Tarea - Enumere todos los delitos que aparecen designados por su nombre propio en el texto sobre la reforma del delito de sedición.

Texto -
=-=-=-=-=
En las últimas semanas se ha suscitado el debate sobre la reforma del delito de sedición en nuestro país, que ha vuelto a dar lugar a posiciones encontradas en la arena política: quienes apuestan por esta reforma (no está claro si directamente por la derogación o por la rebaja de las penas de este delito) fundamentan su posición en una suerte de exigencia democrática para adecuar nuestro Código penal al de los países de nuestro entorno que carecen de un tipo penal como el nuestro; mientras que desde la oposición se aprecia que ello comportaría la desprotección de nuestra Constitución después de lo vivido en Cataluña, e, incluso, supondría una humillación al Tribunal Supremo (González Pons dixit) que condenó a los principales líderes de la insurgencia catalana de 2017 aplicando este delito.

Pues bien, creo que este debate debiera reconducirse distinguiendo dos dimensiones: la primera, sería un análisis jurídico en abstracto de nuestro marco penal, y en particular del delito de sedición, para comprobar en qué medida el mismo da respuesta adecuada para poder afrontar situaciones como las que se vivieron en Cataluña en 2017. No se trata de enmendar al Tribunal Supremo, sino, por el contrario, advertir las dificultades a las que el mismo se enfrentó al juzgar aquellos hechos por las insuficiencias del propio Código penal. Y es que, a mi entender, una de las enseñanzas que debemos extraer de aquellos trágicos sucesos es que no contábamos con un marco penal adecuado para defender a nuestra Constitución de una insurgencia no violenta que buscó quebrar nuestro orden democrático de convivencia, por mucho que finalmente (y por unanimidad) el Supremo “logró” encajar los hechos acaecidos en el delito de sedición, con no pocas dificultades como se evidencia de su propia argumentación (veremos cómo lo ve Estrasburgo).

La segunda dimensión a considerar sería la de la oportunidad política (pero con indudables consecuencias jurídicas) de acometer ahora una hipotética reforma de estos delitos, en un momento en el que todavía hay personas cumpliendo penas (el indulto fue sólo parcial y quedaron vigentes las penas de inhabilitación absoluta), y cuando todavía queda por juzgar al principal protagonista de aquella ruptura, al Sr. Puigdemont. No entro a valorar, eso sí, las razones políticas que pueden mover a unos u otros para impulsar u oponerse a esta iniciativa.

Así las cosas, en relación con la primera de las cuestiones, conviene comenzar recordando que el delito de sedición históricamente se concibió como una rebelión “en pequeño” o “de segundo grado”, si bien el Código penal de 1995 incluyó esta figura entre los delitos contra el orden público. Se hace necesario entonces distinguir bien ambos delitos para evidenciar lo problemático de la cuestión. En este sentido, el delito de rebelión castiga el alzamiento público y violento (agravado en el caso de que se esgriman armas o haya combates) que persiga alguno de los fines que el Código penal prevé (entre los cuales, declarar la independencia de una parte del territorio). De forma que con este delito se protege el ordenamiento constitucional del Estado frente a actuaciones que persigan su quiebra o el derrocamiento de las instituciones. Se trata de una figura delictiva que opera como delito-cierre al garantizar la propia subsistencia del Estado, de ahí la gravedad de las penas. La mayoría de países de nuestro entorno cuentan con figuras similares. Por ejemplo, en Alemania el delito análogo sería el delito de alta traición, que puede ser castigado con cadena perpetua; o en Francia también hay un delito que castiga con penas de hasta treinta años los actos que pongan en peligro las instituciones de la República o que atenten contra la integridad del territorio nacional. La nota común suele ser la exigencia de violencia o amenaza de la misma.
=-=-=-=-=
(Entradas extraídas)
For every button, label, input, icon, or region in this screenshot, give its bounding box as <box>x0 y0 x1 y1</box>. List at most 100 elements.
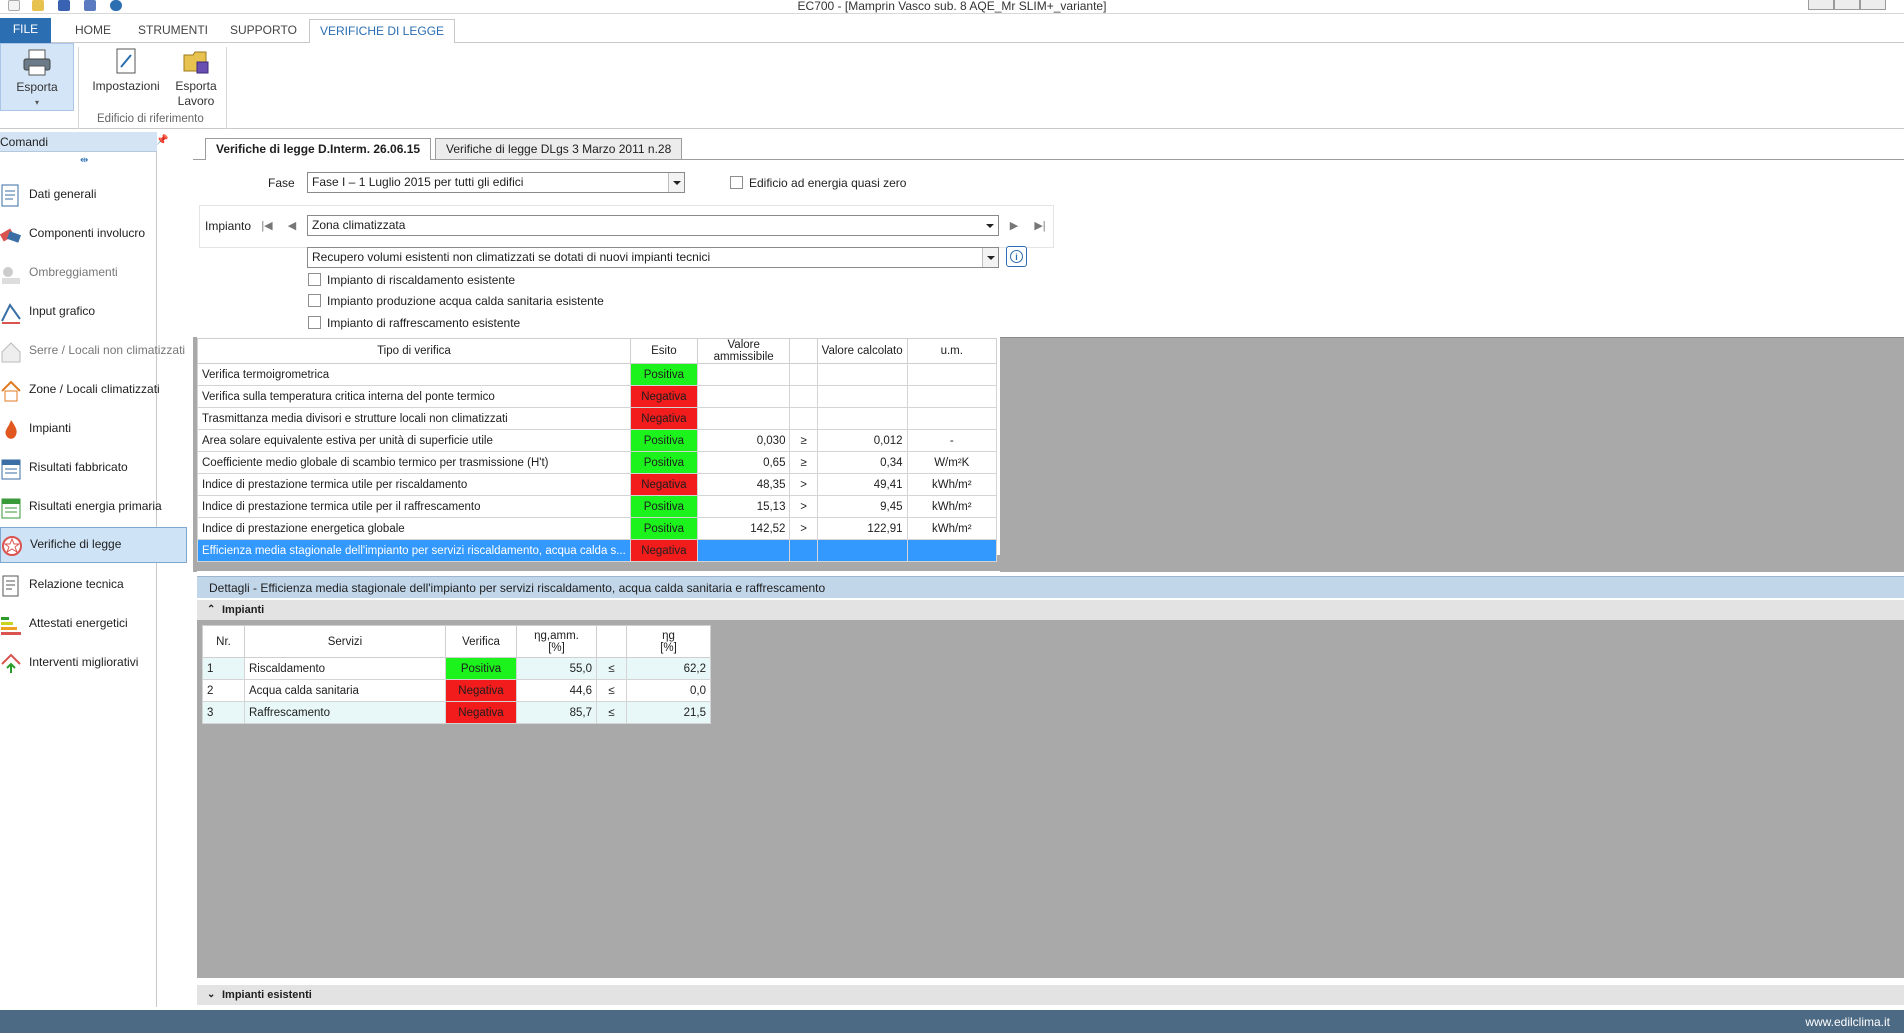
tab-verifiche-dlgs[interactable]: Verifiche di legge DLgs 3 Marzo 2011 n.2… <box>435 138 683 160</box>
sidebar-item-attestati-energetici[interactable]: Attestati energetici <box>0 607 187 641</box>
intervento-select[interactable]: Recupero volumi esistenti non climatizza… <box>307 247 999 268</box>
first-record-icon[interactable]: |◀ <box>260 219 274 233</box>
fase-label: Fase <box>268 176 295 190</box>
sidebar-item-serre-locali[interactable]: Serre / Locali non climatizzati <box>0 334 187 368</box>
esito-cell: Positiva <box>629 363 698 386</box>
tab-strumenti[interactable]: STRUMENTI <box>128 19 218 43</box>
table-row-selected[interactable]: Efficienza media stagionale dell'impiant… <box>197 539 998 562</box>
table-row[interactable]: Verifica termoigrometrica Positiva <box>197 363 998 386</box>
maximize-button[interactable] <box>1834 0 1860 10</box>
sidebar-item-relazione-tecnica[interactable]: Relazione tecnica <box>0 568 187 602</box>
verifica-cell: Positiva <box>445 657 517 680</box>
servizio-cell: Raffrescamento <box>244 701 446 724</box>
col-header-operatore[interactable] <box>596 625 627 658</box>
seal-icon <box>2 536 22 556</box>
tab-verifiche-di-legge[interactable]: VERIFICHE DI LEGGE <box>309 19 456 44</box>
operator-cell <box>789 407 818 430</box>
sidebar-item-interventi-migliorativi[interactable]: Interventi migliorativi <box>0 646 187 680</box>
ng-amm-cell: 85,7 <box>516 701 597 724</box>
sidebar-item-risultati-energia[interactable]: Risultati energia primaria <box>0 490 187 524</box>
esito-cell: Positiva <box>629 517 698 540</box>
next-record-icon[interactable]: ▶ <box>1007 219 1021 233</box>
check-riscaldamento-esistente[interactable] <box>308 273 321 286</box>
esito-cell: Negativa <box>629 407 698 430</box>
minimize-button[interactable] <box>1808 0 1834 10</box>
info-button[interactable]: i <box>1006 246 1027 267</box>
check-acs-label: Impianto produzione acqua calda sanitari… <box>327 294 604 308</box>
table-row[interactable]: Verifica sulla temperatura critica inter… <box>197 385 998 408</box>
table-row[interactable]: 1 Riscaldamento Positiva 55,0 ≤ 62,2 <box>202 657 711 680</box>
operator-cell: ≥ <box>789 429 818 452</box>
website-link[interactable]: www.edilclima.it <box>1805 1015 1890 1029</box>
impostazioni-button[interactable]: Impostazioni <box>90 47 162 94</box>
sidebar-item-label: Risultati fabbricato <box>29 460 128 474</box>
col-header-ng-amm[interactable]: ηg,amm. [%] <box>516 625 597 658</box>
ng-amm-cell: 44,6 <box>516 679 597 702</box>
fase-select[interactable]: Fase I – 1 Luglio 2015 per tutti gli edi… <box>307 172 685 193</box>
sidebar-item-impianti[interactable]: Impianti <box>0 412 187 446</box>
esporta-button[interactable]: Esporta ▾ <box>0 43 74 111</box>
servizio-cell: Riscaldamento <box>244 657 446 680</box>
ng-amm-symbol: ηg,amm. <box>534 629 579 642</box>
ammissibile-cell <box>696 363 791 386</box>
esporta-lavoro-button[interactable]: Esporta Lavoro <box>170 47 222 109</box>
sidebar-item-risultati-fabbricato[interactable]: Risultati fabbricato <box>0 451 187 485</box>
check-acs-esistente[interactable] <box>308 294 321 307</box>
previous-record-icon[interactable]: ◀ <box>285 219 299 233</box>
table-row[interactable]: Coefficiente medio globale di scambio te… <box>197 451 998 474</box>
calculator-icon <box>1 459 21 480</box>
nzeb-checkbox[interactable] <box>730 176 743 189</box>
calcolato-cell: 122,91 <box>816 517 908 540</box>
window-title: EC700 - [Mamprin Vasco sub. 8 AQE_Mr SLI… <box>797 0 1107 13</box>
col-header-um[interactable]: u.m. <box>906 338 998 364</box>
ng-amm-unit: [%] <box>548 641 565 654</box>
esporta-lavoro-label-1: Esporta <box>175 79 217 93</box>
sidebar-item-label: Risultati energia primaria <box>29 499 162 513</box>
impianto-select[interactable]: Zona climatizzata <box>307 215 999 236</box>
close-button[interactable] <box>1860 0 1886 10</box>
sidebar-item-dati-generali[interactable]: Dati generali <box>0 178 187 212</box>
tab-file[interactable]: FILE <box>0 18 51 43</box>
table-row[interactable]: 3 Raffrescamento Negativa 85,7 ≤ 21,5 <box>202 701 711 724</box>
ribbon-group-label: Edificio di riferimento <box>97 113 204 125</box>
sidebar-item-zone-locali[interactable]: Zone / Locali climatizzati <box>0 373 187 407</box>
collapse-icon[interactable]: ⇹ <box>80 155 88 166</box>
table-row[interactable]: 2 Acqua calda sanitaria Negativa 44,6 ≤ … <box>202 679 711 702</box>
tab-supporto[interactable]: SUPPORTO <box>220 19 307 43</box>
col-header-valore-ammissibile[interactable]: Valore ammissibile <box>696 338 791 364</box>
tab-home[interactable]: HOME <box>65 19 121 43</box>
col-header-tipo[interactable]: Tipo di verifica <box>197 338 631 364</box>
col-header-esito[interactable]: Esito <box>629 338 698 364</box>
ng-unit: [%] <box>660 641 677 654</box>
col-header-valore-calcolato[interactable]: Valore calcolato <box>816 338 908 364</box>
esito-cell: Negativa <box>629 385 698 408</box>
sidebar-item-ombreggiamenti[interactable]: Ombreggiamenti <box>0 256 187 290</box>
col-header-verifica[interactable]: Verifica <box>445 625 517 658</box>
esito-cell: Negativa <box>629 539 698 562</box>
sidebar-item-componenti-involucro[interactable]: Componenti involucro <box>0 217 187 251</box>
check-raffrescamento-esistente[interactable] <box>308 316 321 329</box>
col-header-servizi[interactable]: Servizi <box>244 625 446 658</box>
impianti-section-header[interactable]: ⌃ Impianti <box>197 600 1904 620</box>
verifica-cell: Negativa <box>445 679 517 702</box>
sidebar-item-label: Componenti involucro <box>29 226 146 240</box>
tipo-cell: Indice di prestazione energetica globale <box>197 517 631 540</box>
last-record-icon[interactable]: ▶| <box>1033 219 1047 233</box>
sidebar-item-verifiche-di-legge[interactable]: Verifiche di legge <box>0 527 187 563</box>
impianto-value: Zona climatizzata <box>312 218 406 232</box>
pin-icon[interactable]: 📌 <box>156 135 168 146</box>
tab-verifiche-dinterm[interactable]: Verifiche di legge D.Interm. 26.06.15 <box>205 138 432 160</box>
sidebar-item-input-grafico[interactable]: Input grafico <box>0 295 187 329</box>
energy-class-icon <box>1 617 21 635</box>
table-row[interactable]: Area solare equivalente estiva per unità… <box>197 429 998 452</box>
impianti-esistenti-section-header[interactable]: ⌄ Impianti esistenti <box>197 985 1904 1005</box>
table-header-row: Nr. Servizi Verifica ηg,amm. [%] ηg [%] <box>202 625 711 658</box>
col-header-operatore[interactable] <box>789 338 818 364</box>
col-header-nr[interactable]: Nr. <box>202 625 245 658</box>
table-row[interactable]: Indice di prestazione termica utile per … <box>197 495 998 518</box>
sidebar-item-label: Ombreggiamenti <box>29 265 118 279</box>
table-row[interactable]: Indice di prestazione termica utile per … <box>197 473 998 496</box>
col-header-ng[interactable]: ηg [%] <box>626 625 711 658</box>
table-row[interactable]: Trasmittanza media divisori e strutture … <box>197 407 998 430</box>
table-row[interactable]: Indice di prestazione energetica globale… <box>197 517 998 540</box>
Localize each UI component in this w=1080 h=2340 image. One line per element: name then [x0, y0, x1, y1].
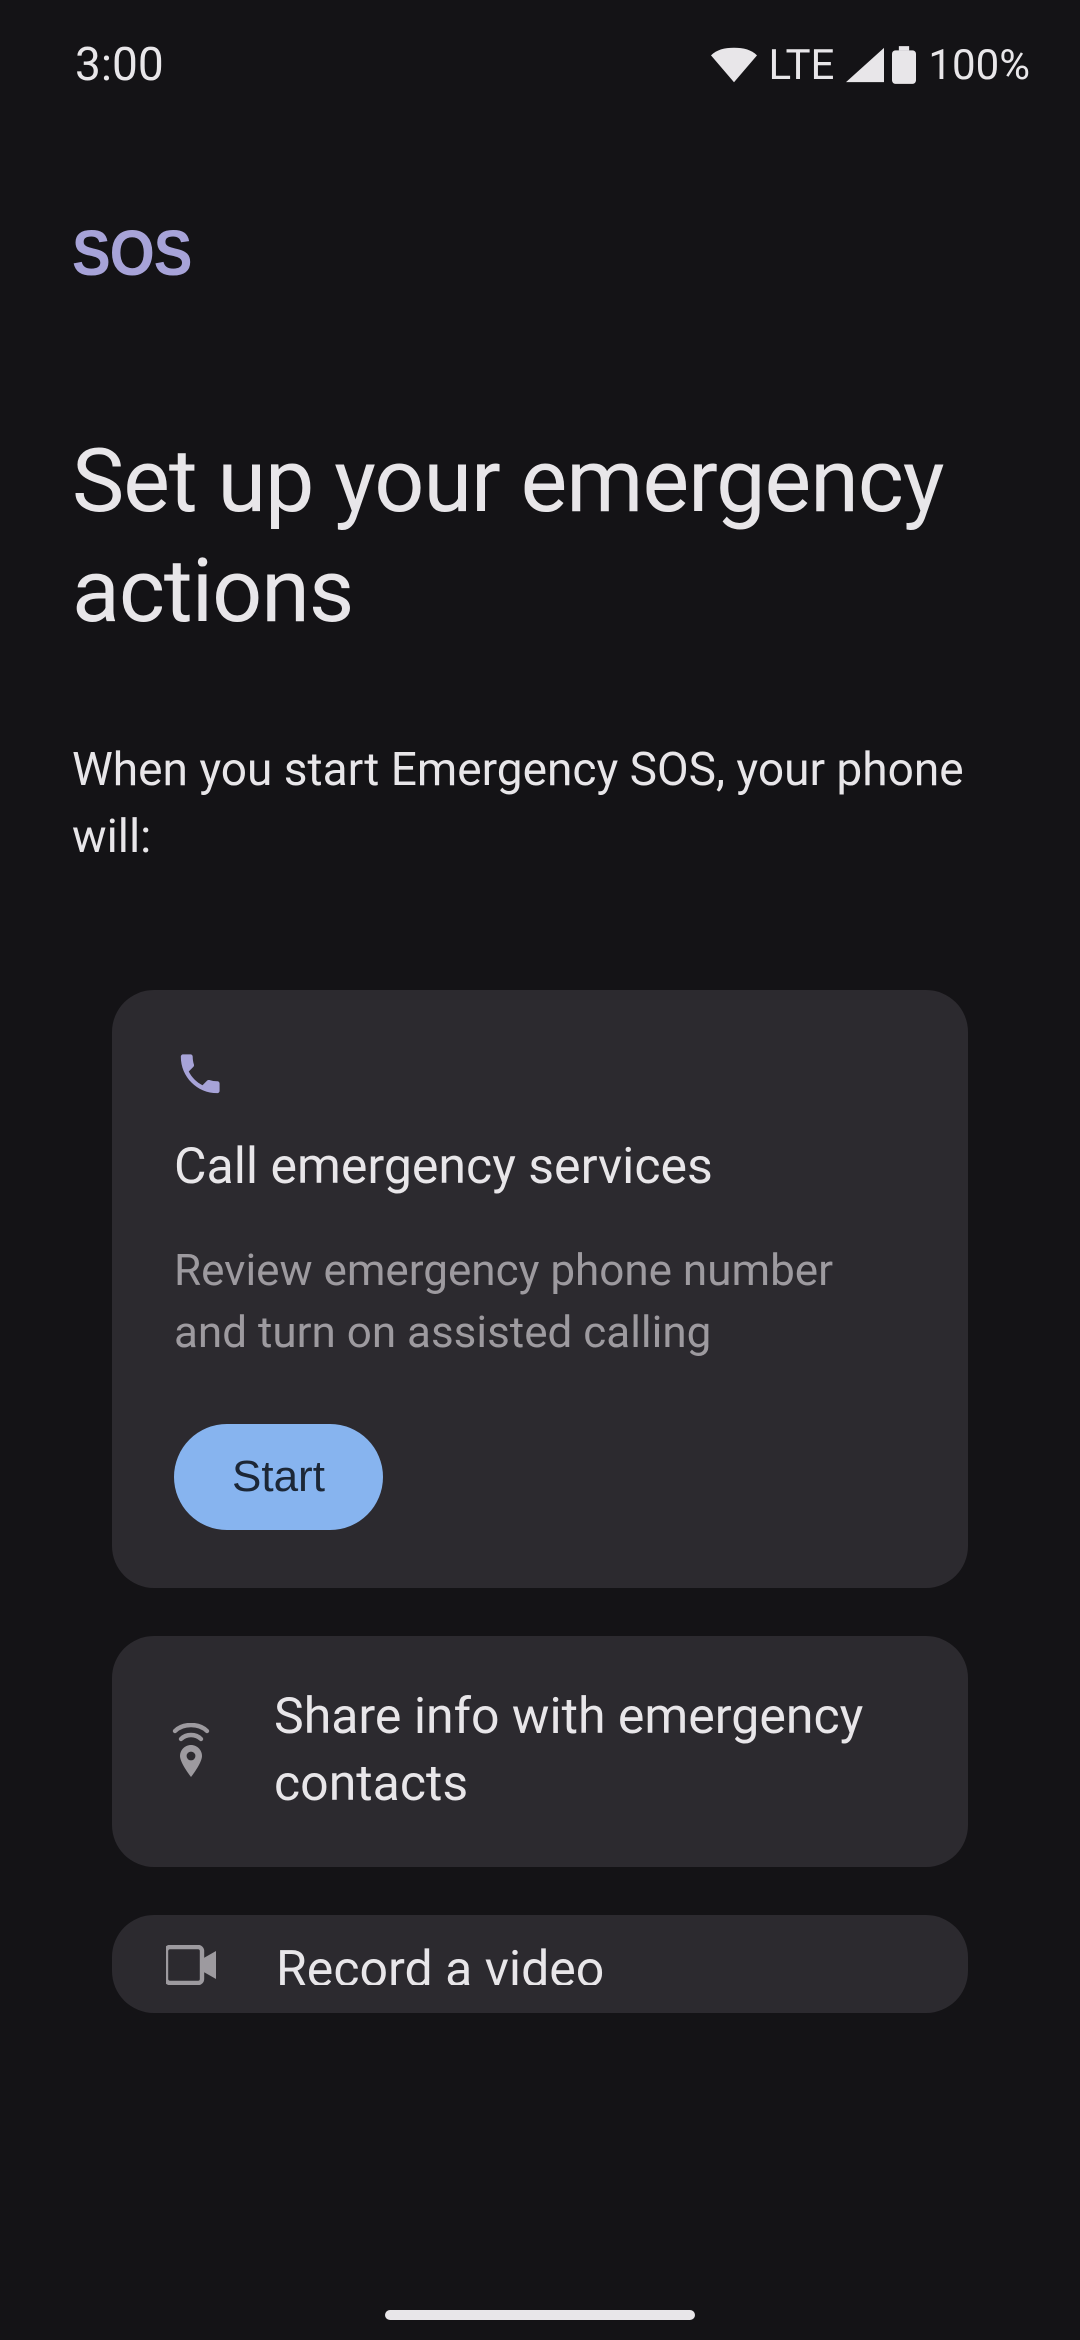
=-=-=-=-=
Respuesta escrita -
- Sedición
- Rebelión
- Alta traición (en Alemania)